#### Instructions for the task
Please copy the lines below word for word, starting at the line that contains "771, 214, 780]" and ending at the line that contains "914, 384, 923]", with both of those lines included.

Image-based layout entries:
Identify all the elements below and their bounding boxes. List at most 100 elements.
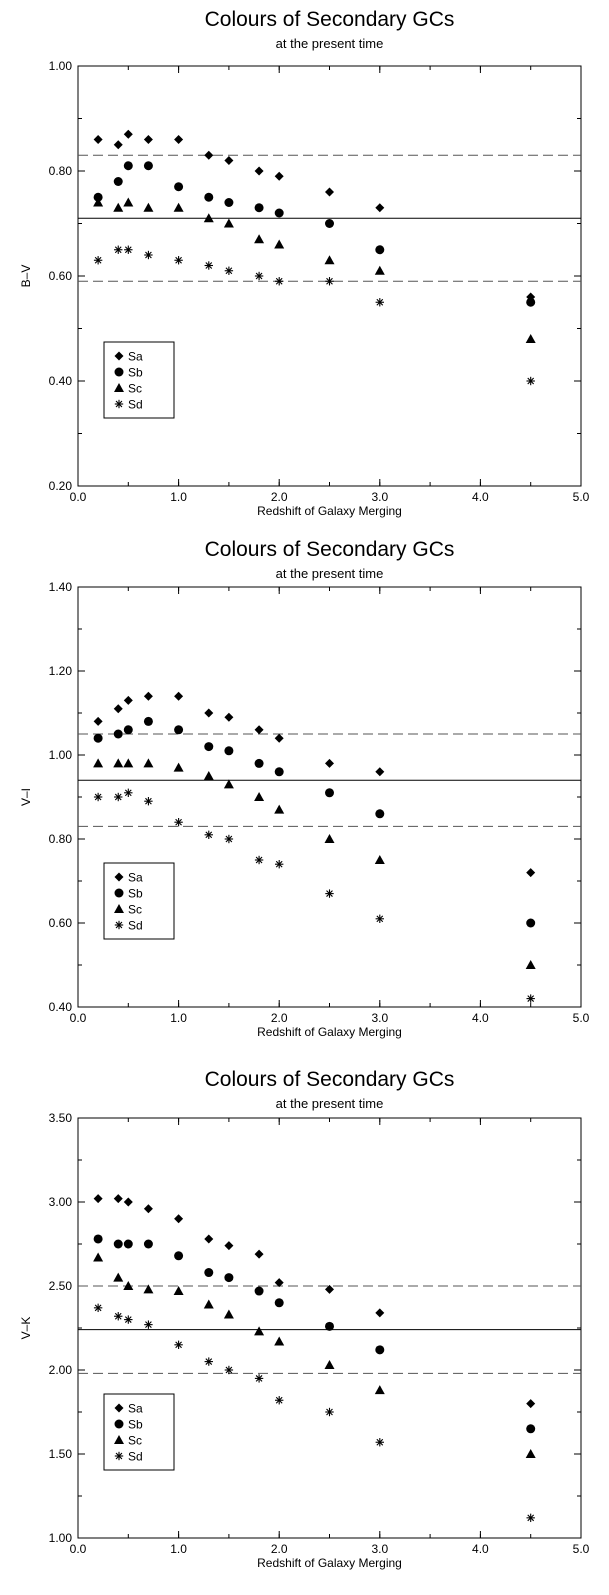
data-point-sc	[203, 771, 214, 780]
data-point-sa	[93, 716, 103, 726]
series-sa	[93, 1194, 536, 1409]
y-tick-label: 1.50	[49, 1447, 73, 1461]
legend-item-sc: Sc	[114, 382, 142, 396]
data-point-sb	[204, 742, 214, 752]
data-point-sb	[174, 1251, 184, 1261]
data-point-sc	[223, 1309, 234, 1319]
data-point-sa	[204, 1234, 214, 1244]
series-sb	[93, 161, 536, 307]
data-point-sb	[123, 1239, 133, 1249]
legend-item-sb: Sb	[114, 366, 143, 380]
data-point-sd	[275, 1396, 284, 1405]
x-tick-label: 0.0	[70, 1011, 87, 1025]
y-tick-label: 2.00	[49, 1363, 73, 1377]
data-point-sd	[224, 1365, 234, 1375]
x-tick-label: 3.0	[371, 1542, 388, 1556]
data-point-sb	[174, 182, 184, 192]
data-point-sc	[93, 758, 104, 768]
data-point-sa	[224, 156, 234, 165]
y-axis-label: V–I	[19, 788, 33, 806]
data-point-sb	[204, 1268, 214, 1278]
data-point-sa	[325, 758, 334, 768]
data-point-sc	[143, 758, 154, 768]
data-point-sb	[143, 1239, 153, 1249]
data-point-sc	[143, 1284, 154, 1294]
y-tick-label: 0.40	[49, 1000, 73, 1014]
legend-label: Sb	[128, 366, 143, 380]
data-point-sd	[375, 914, 384, 923]
y-axis-label: V–K	[19, 1317, 33, 1340]
data-point-sc	[525, 1449, 536, 1458]
data-point-sc	[254, 792, 265, 801]
data-point-sd	[224, 266, 234, 275]
data-point-sc	[274, 1336, 285, 1346]
data-point-sb	[526, 1424, 536, 1434]
data-point-sd	[144, 250, 153, 260]
data-point-sc	[324, 1359, 335, 1369]
data-point-sd	[144, 1320, 153, 1329]
data-point-sa	[174, 135, 184, 144]
data-point-sd	[325, 889, 334, 898]
data-point-sd	[144, 797, 153, 806]
data-point-sd	[204, 261, 213, 270]
data-point-sa	[113, 1194, 123, 1204]
x-tick-label: 1.0	[170, 1011, 187, 1025]
data-point-sd	[114, 792, 123, 802]
data-point-sd	[526, 376, 535, 386]
data-point-sd	[325, 1407, 334, 1417]
data-point-sb	[325, 1321, 334, 1331]
data-point-sc	[123, 1281, 134, 1290]
legend-box	[103, 1393, 175, 1471]
data-point-sb	[123, 161, 133, 171]
series-sc	[93, 1252, 536, 1458]
data-point-sa	[174, 691, 184, 701]
data-point-sb	[375, 245, 385, 255]
legend-label: Sc	[128, 1434, 142, 1448]
data-point-sb	[274, 767, 284, 777]
data-point-sb	[93, 192, 103, 202]
data-point-sd	[124, 1315, 133, 1324]
data-point-sa	[254, 1249, 264, 1259]
data-point-sa	[143, 1204, 153, 1214]
data-point-sd	[375, 1438, 384, 1447]
data-point-sc	[123, 758, 134, 768]
chart-panel-1: Colours of Secondary GCs at the present t…	[19, 8, 590, 518]
legend-marker-sc	[114, 383, 124, 392]
y-tick-label: 1.00	[49, 1531, 73, 1545]
y-tick-label: 0.40	[49, 374, 73, 388]
data-point-sd	[526, 994, 535, 1003]
data-point-sd	[93, 792, 103, 802]
data-point-sd	[275, 860, 284, 869]
chart-subtitle: at the present time	[276, 36, 384, 51]
data-point-sb	[174, 725, 184, 735]
chart-title: Colours of Secondary GCs	[205, 1068, 455, 1091]
data-point-sd	[93, 1303, 103, 1313]
legend-item-sc: Sc	[114, 1434, 142, 1448]
data-point-sb	[224, 198, 234, 207]
data-point-sc	[113, 202, 124, 212]
data-point-sc	[223, 779, 234, 789]
chart-title: Colours of Secondary GCs	[205, 538, 455, 561]
series-sd	[93, 788, 535, 1003]
data-point-sc	[113, 1272, 124, 1282]
data-point-sc	[203, 1299, 214, 1309]
data-point-sc	[223, 218, 234, 228]
y-tick-label: 0.20	[49, 479, 73, 493]
data-point-sd	[254, 1374, 264, 1383]
legend-label: Sd	[128, 919, 143, 933]
legend-item-sa: Sa	[114, 871, 143, 885]
data-point-sa	[325, 1284, 334, 1294]
legend-label: Sb	[128, 1418, 143, 1432]
legend-label: Sd	[128, 398, 143, 412]
x-tick-label: 4.0	[472, 490, 489, 504]
data-point-sd	[204, 1357, 213, 1366]
data-point-sd	[325, 277, 334, 286]
data-point-sc	[525, 334, 536, 343]
legend-marker-sb	[114, 367, 124, 377]
data-point-sd	[93, 256, 103, 265]
data-point-sd	[224, 834, 234, 844]
data-point-sb	[93, 733, 103, 743]
data-point-sb	[123, 725, 133, 735]
plot-frame	[77, 65, 582, 487]
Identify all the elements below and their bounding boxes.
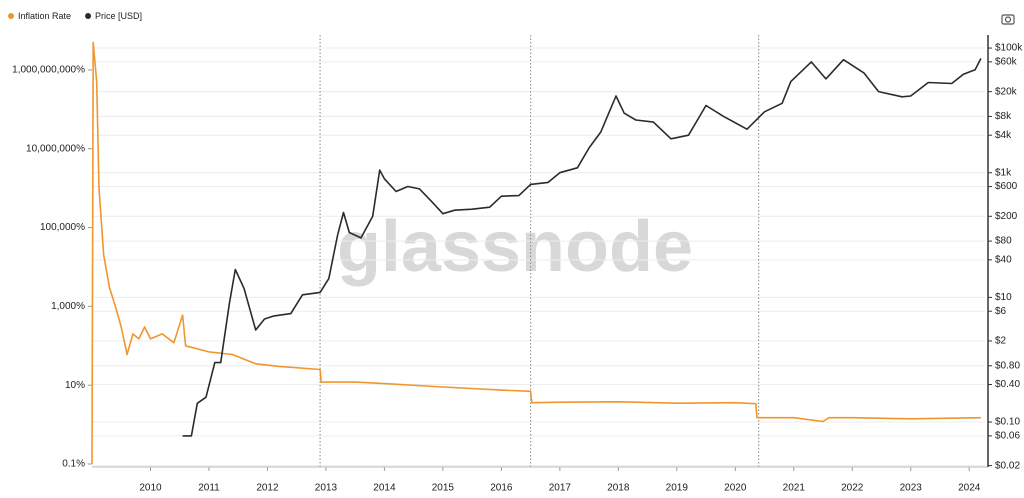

#### Correct answer
data-point-sc	[203, 771, 214, 780]
data-point-sa	[93, 716, 103, 726]
series-sa	[93, 1194, 536, 1409]
y-tick-label: 1.50	[49, 1447, 73, 1461]
legend-item-sc: Sc	[114, 382, 142, 396]
data-point-sb	[204, 742, 214, 752]
data-point-sb	[174, 1251, 184, 1261]
data-point-sc	[223, 1309, 234, 1319]
data-point-sa	[204, 1234, 214, 1244]
series-sb	[93, 161, 536, 307]
data-point-sb	[123, 1239, 133, 1249]
legend-item-sb: Sb	[114, 366, 143, 380]
data-point-sd	[275, 1396, 284, 1405]
x-tick-label: 0.0	[70, 1011, 87, 1025]
y-tick-label: 2.00	[49, 1363, 73, 1377]
data-point-sd	[224, 1365, 234, 1375]
x-tick-label: 3.0	[371, 1542, 388, 1556]
data-point-sb	[174, 182, 184, 192]
data-point-sc	[93, 758, 104, 768]
data-point-sa	[224, 156, 234, 165]
y-axis-label: V–I	[19, 788, 33, 806]
data-point-sb	[204, 1268, 214, 1278]
data-point-sa	[325, 758, 334, 768]
data-point-sc	[143, 758, 154, 768]
data-point-sb	[143, 1239, 153, 1249]
data-point-sc	[143, 1284, 154, 1294]
y-tick-label: 0.40	[49, 1000, 73, 1014]
legend-label: Sb	[128, 366, 143, 380]
data-point-sd	[375, 914, 384, 923]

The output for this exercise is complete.